======== WORKING DATA ========

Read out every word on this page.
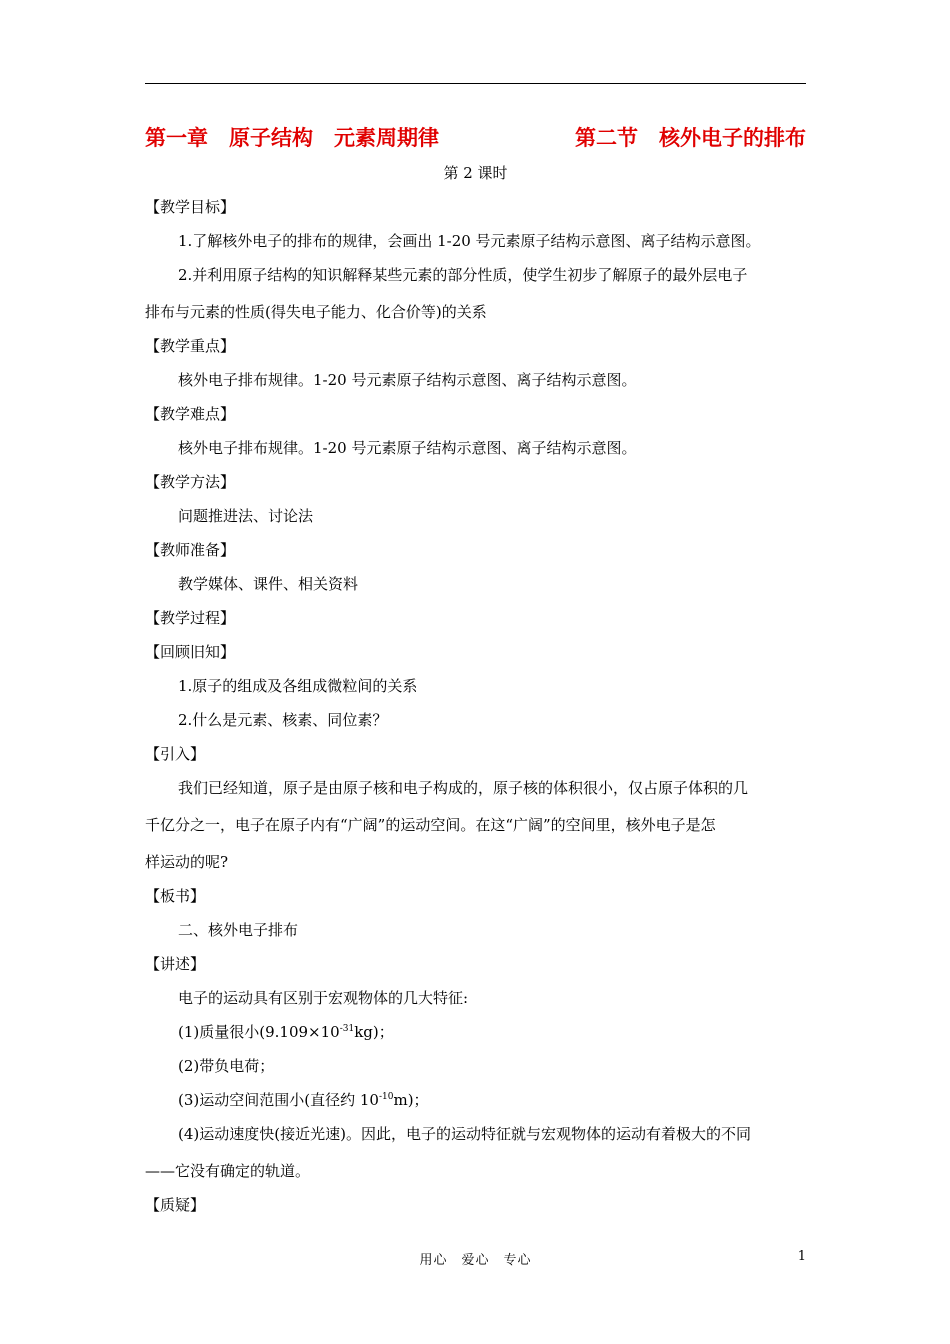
第一章　原子结构　元素周期律	第二节　核外电子的排布
第 2 课时
【教学目标】
1.了解核外电子的排布的规律，会画出 1-20 号元素原子结构示意图、离子结构示意图。
2.并利用原子结构的知识解释某些元素的部分性质，使学生初步了解原子的最外层电子
排布与元素的性质(得失电子能力、化合价等)的关系
【教学重点】
核外电子排布规律。1-20 号元素原子结构示意图、离子结构示意图。
【教学难点】
核外电子排布规律。1-20 号元素原子结构示意图、离子结构示意图。
【教学方法】
问题推进法、讨论法
【教师准备】
教学媒体、课件、相关资料
【教学过程】
【回顾旧知】
1.原子的组成及各组成微粒间的关系
2.什么是元素、核素、同位素？
【引入】
我们已经知道，原子是由原子核和电子构成的，原子核的体积很小，仅占原子体积的几
千亿分之一，电子在原子内有“广阔”的运动空间。在这“广阔”的空间里，核外电子是怎
样运动的呢?
【板书】
二、核外电子排布
【讲述】
电子的运动具有区别于宏观物体的几大特征:
(1)质量很小$(9.109\times 10^{-31}kg)$；
(2)带负电荷；
(3)运动空间范围小(直径约 $10^{-10}m$)；
(4)运动速度快(接近光速)。因此，电子的运动特征就与宏观物体的运动有着极大的不同
——它没有确定的轨道。
【质疑】
用心　爱心　专心	1
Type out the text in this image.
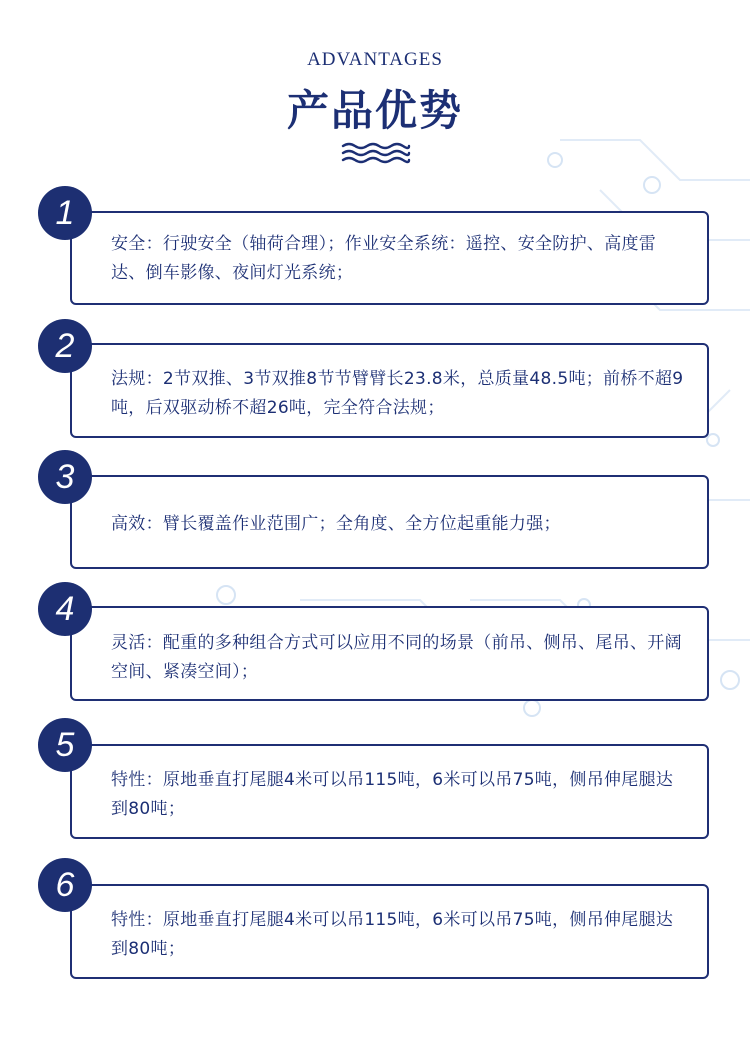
ADVANTAGES
产品优势
1
安全：行驶安全（轴荷合理）；作业安全系统：遥控、安全防护、高度雷达、倒车影像、夜间灯光系统；
2
法规：2节双推、3节双推8节节臂臂长23.8米，总质量48.5吨；前桥不超9吨，后双驱动桥不超26吨，完全符合法规；
3
高效：臂长覆盖作业范围广；全角度、全方位起重能力强；
4
灵活：配重的多种组合方式可以应用不同的场景（前吊、侧吊、尾吊、开阔空间、紧凑空间）；
5
特性：原地垂直打尾腿4米可以吊115吨，6米可以吊75吨，侧吊伸尾腿达到80吨；
6
特性：原地垂直打尾腿4米可以吊115吨，6米可以吊75吨，侧吊伸尾腿达到80吨；
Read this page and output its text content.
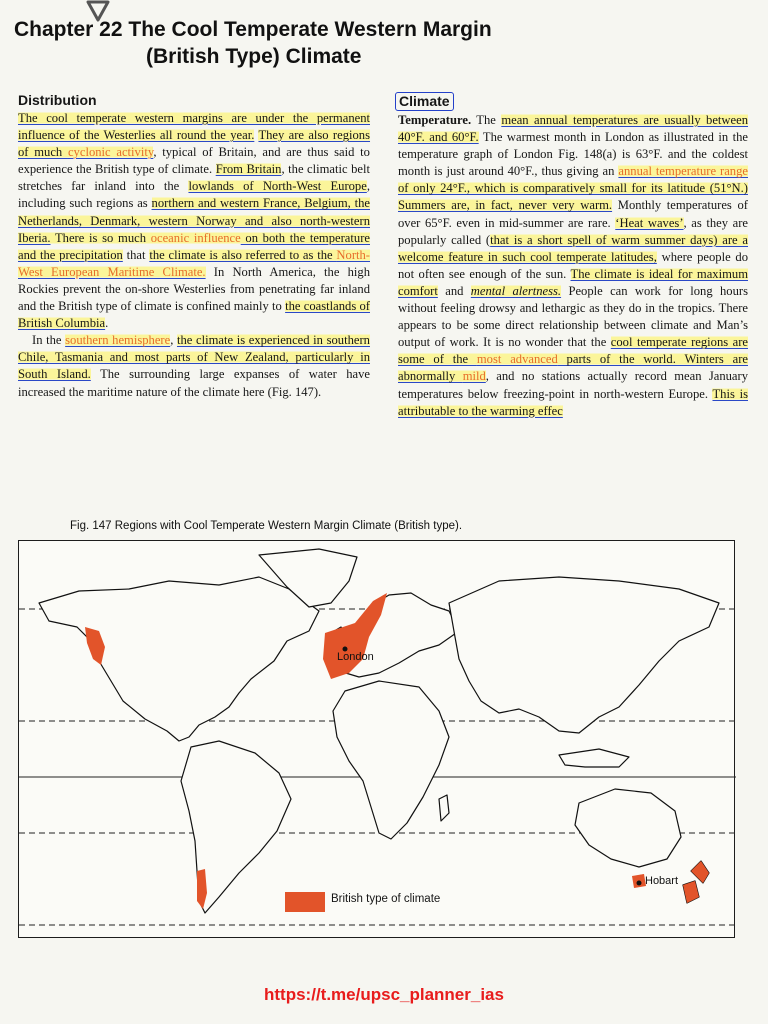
Chapter 22 The Cool Temperate Western Margin
(British Type) Climate
Distribution

The cool temperate western margins are under the permanent influence of the Westerlies all round the year. They are also regions of much cyclonic activity, typical of Britain, and are thus said to experience the British type of climate. From Britain, the climatic belt stretches far inland into the lowlands of North-West Europe, including such regions as northern and western France, Belgium, the Netherlands, Denmark, western Norway and also north-western Iberia. There is so much oceanic influence on both the temperature and the precipitation that the climate is also referred to as the North-West European Maritime Climate. In North America, the high Rockies prevent the on-shore Westerlies from penetrating far inland and the British type of climate is confined mainly to the coastlands of British Columbia.

In the southern hemisphere, the climate is experienced in southern Chile, Tasmania and most parts of New Zealand, particularly in South Island. The surrounding large expanses of water have increased the maritime nature of the climate here (Fig. 147).

Climate

Temperature. The mean annual temperatures are usually between 40°F. and 60°F. The warmest month in London as illustrated in the temperature graph of London Fig. 148(a) is 63°F. and the coldest month is just around 40°F., thus giving an annual temperature range of only 24°F., which is comparatively small for its latitude (51°N.) Summers are, in fact, never very warm. Monthly temperatures of over 65°F. even in mid-summer are rare. ‘Heat waves’, as they are popularly called (that is a short spell of warm summer days) are a welcome feature in such cool temperate latitudes, where people do not often see enough of the sun. The climate is ideal for maximum comfort and mental alertness. People can work for long hours without feeling drowsy and lethargic as they do in the tropics. There appears to be some direct relationship between climate and Man’s output of work. It is no wonder that the cool temperate regions are some of the most advanced parts of the world. Winters are abnormally mild, and no stations actually record mean January temperatures below freezing-point in north-western Europe. This is attributable to the warming effec

Fig. 147 Regions with Cool Temperate Western Margin Climate (British type).
London
Hobart
British type of climate
https://t.me/upsc_planner_ias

========

_INSTRUCTION_
Reproduce the entries above word for word. Pictures stay out.

_TASK ANSWER_
Read out every word on this page.
第一章　原子结构　元素周期律	第二节　核外电子的排布
第 2 课时
【教学目标】
1.了解核外电子的排布的规律，会画出 1-20 号元素原子结构示意图、离子结构示意图。
2.并利用原子结构的知识解释某些元素的部分性质，使学生初步了解原子的最外层电子
排布与元素的性质(得失电子能力、化合价等)的关系
【教学重点】
核外电子排布规律。1-20 号元素原子结构示意图、离子结构示意图。
【教学难点】
核外电子排布规律。1-20 号元素原子结构示意图、离子结构示意图。
【教学方法】
问题推进法、讨论法
【教师准备】
教学媒体、课件、相关资料
【教学过程】
【回顾旧知】
1.原子的组成及各组成微粒间的关系
2.什么是元素、核素、同位素？
【引入】
我们已经知道，原子是由原子核和电子构成的，原子核的体积很小，仅占原子体积的几
千亿分之一，电子在原子内有“广阔”的运动空间。在这“广阔”的空间里，核外电子是怎
样运动的呢?
【板书】
二、核外电子排布
【讲述】
电子的运动具有区别于宏观物体的几大特征:
(1)质量很小$(9.109\times 10^{-31}kg)$；
(2)带负电荷；
(3)运动空间范围小(直径约 $10^{-10}m$)；
(4)运动速度快(接近光速)。因此，电子的运动特征就与宏观物体的运动有着极大的不同
——它没有确定的轨道。
【质疑】
用心　爱心　专心	1
Type out the text in this image.
ADVANTAGES
产品优势
1
安全：行驶安全（轴荷合理）；作业安全系统：遥控、安全防护、高度雷达、倒车影像、夜间灯光系统；
2
法规：2节双推、3节双推8节节臂臂长23.8米，总质量48.5吨；前桥不超9吨，后双驱动桥不超26吨，完全符合法规；
3
高效：臂长覆盖作业范围广；全角度、全方位起重能力强；
4
灵活：配重的多种组合方式可以应用不同的场景（前吊、侧吊、尾吊、开阔空间、紧凑空间）；
5
特性：原地垂直打尾腿4米可以吊115吨，6米可以吊75吨，侧吊伸尾腿达到80吨；
6
特性：原地垂直打尾腿4米可以吊115吨，6米可以吊75吨，侧吊伸尾腿达到80吨；
Read this page and output its text content.
Chapter 22 The Cool Temperate Western Margin
(British Type) Climate
Distribution

The cool temperate western margins are under the permanent influence of the Westerlies all round the year. They are also regions of much cyclonic activity, typical of Britain, and are thus said to experience the British type of climate. From Britain, the climatic belt stretches far inland into the lowlands of North-West Europe, including such regions as northern and western France, Belgium, the Netherlands, Denmark, western Norway and also north-western Iberia. There is so much oceanic influence on both the temperature and the precipitation that the climate is also referred to as the North-West European Maritime Climate. In North America, the high Rockies prevent the on-shore Westerlies from penetrating far inland and the British type of climate is confined mainly to the coastlands of British Columbia.

In the southern hemisphere, the climate is experienced in southern Chile, Tasmania and most parts of New Zealand, particularly in South Island. The surrounding large expanses of water have increased the maritime nature of the climate here (Fig. 147).

Climate

Temperature. The mean annual temperatures are usually between 40°F. and 60°F. The warmest month in London as illustrated in the temperature graph of London Fig. 148(a) is 63°F. and the coldest month is just around 40°F., thus giving an annual temperature range of only 24°F., which is comparatively small for its latitude (51°N.) Summers are, in fact, never very warm. Monthly temperatures of over 65°F. even in mid-summer are rare. ‘Heat waves’, as they are popularly called (that is a short spell of warm summer days) are a welcome feature in such cool temperate latitudes, where people do not often see enough of the sun. The climate is ideal for maximum comfort and mental alertness. People can work for long hours without feeling drowsy and lethargic as they do in the tropics. There appears to be some direct relationship between climate and Man’s output of work. It is no wonder that the cool temperate regions are some of the most advanced parts of the world. Winters are abnormally mild, and no stations actually record mean January temperatures below freezing-point in north-western Europe. This is attributable to the warming effec

Fig. 147 Regions with Cool Temperate Western Margin Climate (British type).
London
Hobart
British type of climate
https://t.me/upsc_planner_ias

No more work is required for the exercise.